### WHAT NEEDS TO BE DONE:
Reproduce the listing below character for character; drop every image.

Start of EXTRACTED ENTRIES

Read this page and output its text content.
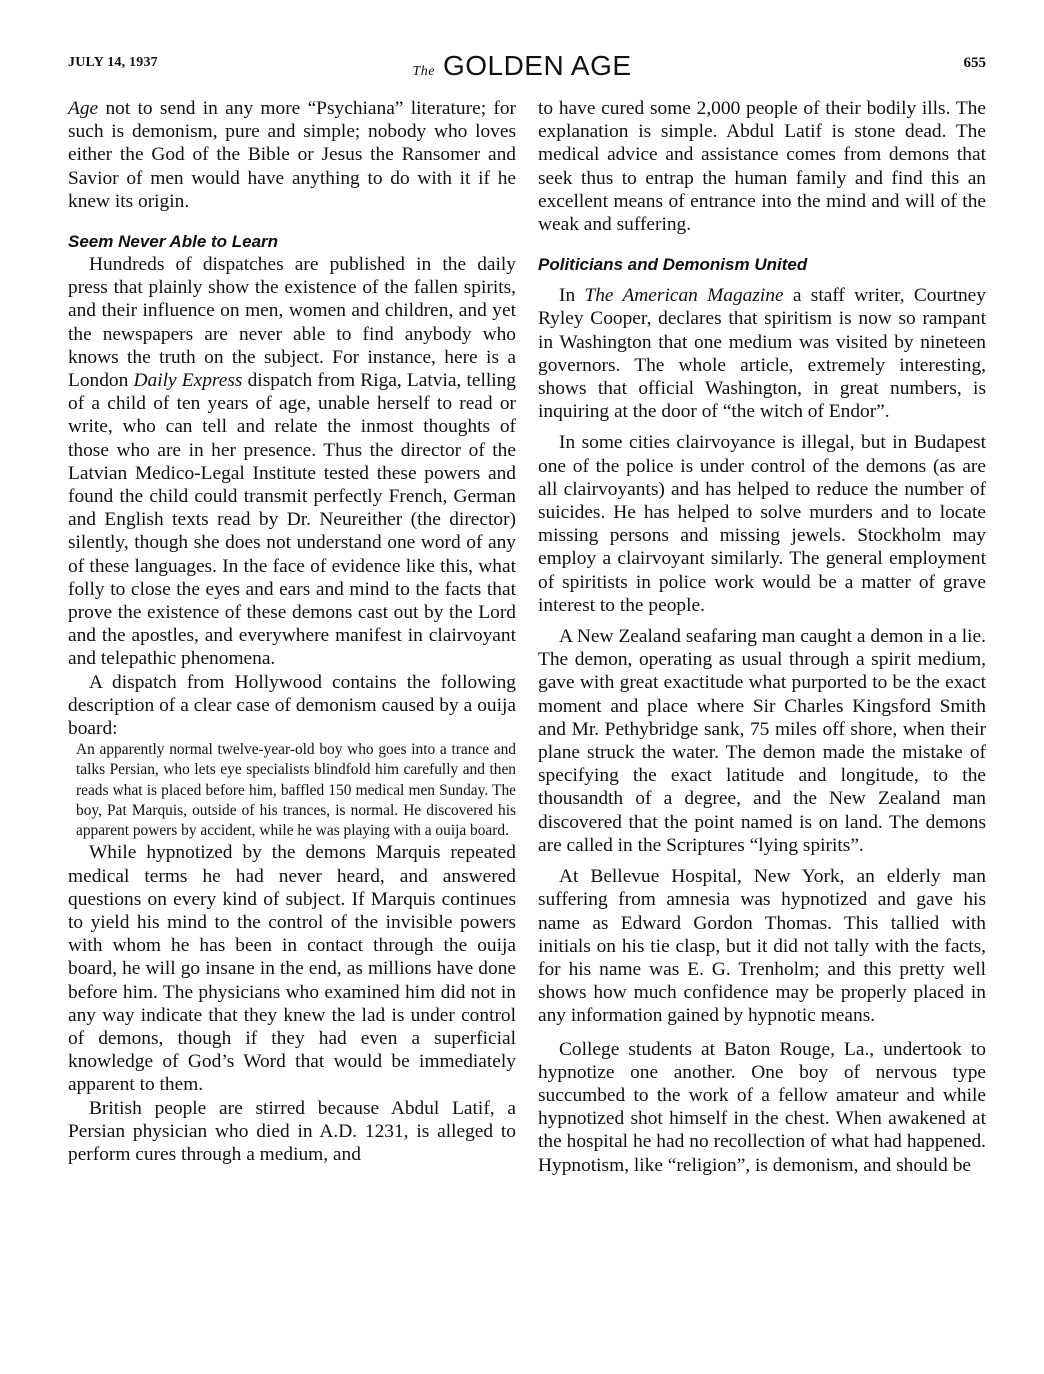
JULY 14, 1937
The GOLDEN AGE	655

Age not to send in any more “Psychiana” literature; for such is demonism, pure and simple; nobody who loves either the God of the Bible or Jesus the Ransomer and Savior of men would have anything to do with it if he knew its origin.

Seem Never Able to Learn

Hundreds of dispatches are published in the daily press that plainly show the existence of the fallen spirits, and their influence on men, women and children, and yet the newspapers are never able to find anybody who knows the truth on the subject. For instance, here is a London Daily Express dispatch from Riga, Latvia, telling of a child of ten years of age, unable herself to read or write, who can tell and relate the inmost thoughts of those who are in her presence. Thus the director of the Latvian Medico-Legal Institute tested these powers and found the child could transmit perfectly French, German and English texts read by Dr. Neureither (the director) silently, though she does not understand one word of any of these languages. In the face of evidence like this, what folly to close the eyes and ears and mind to the facts that prove the existence of these demons cast out by the Lord and the apostles, and everywhere manifest in clairvoyant and telepathic phenomena.

A dispatch from Hollywood contains the following description of a clear case of demonism caused by a ouija board:

An apparently normal twelve-year-old boy who goes into a trance and talks Persian, who lets eye specialists blindfold him carefully and then reads what is placed before him, baffled 150 medical men Sunday. The boy, Pat Marquis, outside of his trances, is normal. He discovered his apparent powers by accident, while he was playing with a ouija board.

While hypnotized by the demons Marquis repeated medical terms he had never heard, and answered questions on every kind of subject. If Marquis continues to yield his mind to the control of the invisible powers with whom he has been in contact through the ouija board, he will go insane in the end, as millions have done before him. The physicians who examined him did not in any way indicate that they knew the lad is under control of demons, though if they had even a superficial knowledge of God’s Word that would be immediately apparent to them.

British people are stirred because Abdul Latif, a Persian physician who died in A.D. 1231, is alleged to perform cures through a medium, and

to have cured some 2,000 people of their bodily ills. The explanation is simple. Abdul Latif is stone dead. The medical advice and assistance comes from demons that seek thus to entrap the human family and find this an excellent means of entrance into the mind and will of the weak and suffering.

Politicians and Demonism United

In The American Magazine a staff writer, Courtney Ryley Cooper, declares that spiritism is now so rampant in Washington that one medium was visited by nineteen governors. The whole article, extremely interesting, shows that official Washington, in great numbers, is inquiring at the door of “the witch of Endor”.

In some cities clairvoyance is illegal, but in Budapest one of the police is under control of the demons (as are all clairvoyants) and has helped to reduce the number of suicides. He has helped to solve murders and to locate missing persons and missing jewels. Stockholm may employ a clairvoyant similarly. The general employment of spiritists in police work would be a matter of grave interest to the people.

A New Zealand seafaring man caught a demon in a lie. The demon, operating as usual through a spirit medium, gave with great exactitude what purported to be the exact moment and place where Sir Charles Kingsford Smith and Mr. Pethybridge sank, 75 miles off shore, when their plane struck the water. The demon made the mistake of specifying the exact latitude and longitude, to the thousandth of a degree, and the New Zealand man discovered that the point named is on land. The demons are called in the Scriptures “lying spirits”.

At Bellevue Hospital, New York, an elderly man suffering from amnesia was hypnotized and gave his name as Edward Gordon Thomas. This tallied with initials on his tie clasp, but it did not tally with the facts, for his name was E. G. Trenholm; and this pretty well shows how much confidence may be properly placed in any information gained by hypnotic means.

College students at Baton Rouge, La., undertook to hypnotize one another. One boy of nervous type succumbed to the work of a fellow amateur and while hypnotized shot himself in the chest. When awakened at the hospital he had no recollection of what had happened. Hypnotism, like “religion”, is demonism, and should be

End of EXTRACTED ENTRIES

### TASK SOLUTION:
Read this page and output its text content.
JULY 14, 1937
The GOLDEN AGE	655

Age not to send in any more “Psychiana” literature; for such is demonism, pure and simple; nobody who loves either the God of the Bible or Jesus the Ransomer and Savior of men would have anything to do with it if he knew its origin.

Seem Never Able to Learn

Hundreds of dispatches are published in the daily press that plainly show the existence of the fallen spirits, and their influence on men, women and children, and yet the newspapers are never able to find anybody who knows the truth on the subject. For instance, here is a London Daily Express dispatch from Riga, Latvia, telling of a child of ten years of age, unable herself to read or write, who can tell and relate the inmost thoughts of those who are in her presence. Thus the director of the Latvian Medico-Legal Institute tested these powers and found the child could transmit perfectly French, German and English texts read by Dr. Neureither (the director) silently, though she does not understand one word of any of these languages. In the face of evidence like this, what folly to close the eyes and ears and mind to the facts that prove the existence of these demons cast out by the Lord and the apostles, and everywhere manifest in clairvoyant and telepathic phenomena.

A dispatch from Hollywood contains the following description of a clear case of demonism caused by a ouija board:

An apparently normal twelve-year-old boy who goes into a trance and talks Persian, who lets eye specialists blindfold him carefully and then reads what is placed before him, baffled 150 medical men Sunday. The boy, Pat Marquis, outside of his trances, is normal. He discovered his apparent powers by accident, while he was playing with a ouija board.

While hypnotized by the demons Marquis repeated medical terms he had never heard, and answered questions on every kind of subject. If Marquis continues to yield his mind to the control of the invisible powers with whom he has been in contact through the ouija board, he will go insane in the end, as millions have done before him. The physicians who examined him did not in any way indicate that they knew the lad is under control of demons, though if they had even a superficial knowledge of God’s Word that would be immediately apparent to them.

British people are stirred because Abdul Latif, a Persian physician who died in A.D. 1231, is alleged to perform cures through a medium, and

to have cured some 2,000 people of their bodily ills. The explanation is simple. Abdul Latif is stone dead. The medical advice and assistance comes from demons that seek thus to entrap the human family and find this an excellent means of entrance into the mind and will of the weak and suffering.

Politicians and Demonism United

In The American Magazine a staff writer, Courtney Ryley Cooper, declares that spiritism is now so rampant in Washington that one medium was visited by nineteen governors. The whole article, extremely interesting, shows that official Washington, in great numbers, is inquiring at the door of “the witch of Endor”.

In some cities clairvoyance is illegal, but in Budapest one of the police is under control of the demons (as are all clairvoyants) and has helped to reduce the number of suicides. He has helped to solve murders and to locate missing persons and missing jewels. Stockholm may employ a clairvoyant similarly. The general employment of spiritists in police work would be a matter of grave interest to the people.

A New Zealand seafaring man caught a demon in a lie. The demon, operating as usual through a spirit medium, gave with great exactitude what purported to be the exact moment and place where Sir Charles Kingsford Smith and Mr. Pethybridge sank, 75 miles off shore, when their plane struck the water. The demon made the mistake of specifying the exact latitude and longitude, to the thousandth of a degree, and the New Zealand man discovered that the point named is on land. The demons are called in the Scriptures “lying spirits”.

At Bellevue Hospital, New York, an elderly man suffering from amnesia was hypnotized and gave his name as Edward Gordon Thomas. This tallied with initials on his tie clasp, but it did not tally with the facts, for his name was E. G. Trenholm; and this pretty well shows how much confidence may be properly placed in any information gained by hypnotic means.

College students at Baton Rouge, La., undertook to hypnotize one another. One boy of nervous type succumbed to the work of a fellow amateur and while hypnotized shot himself in the chest. When awakened at the hospital he had no recollection of what had happened. Hypnotism, like “religion”, is demonism, and should be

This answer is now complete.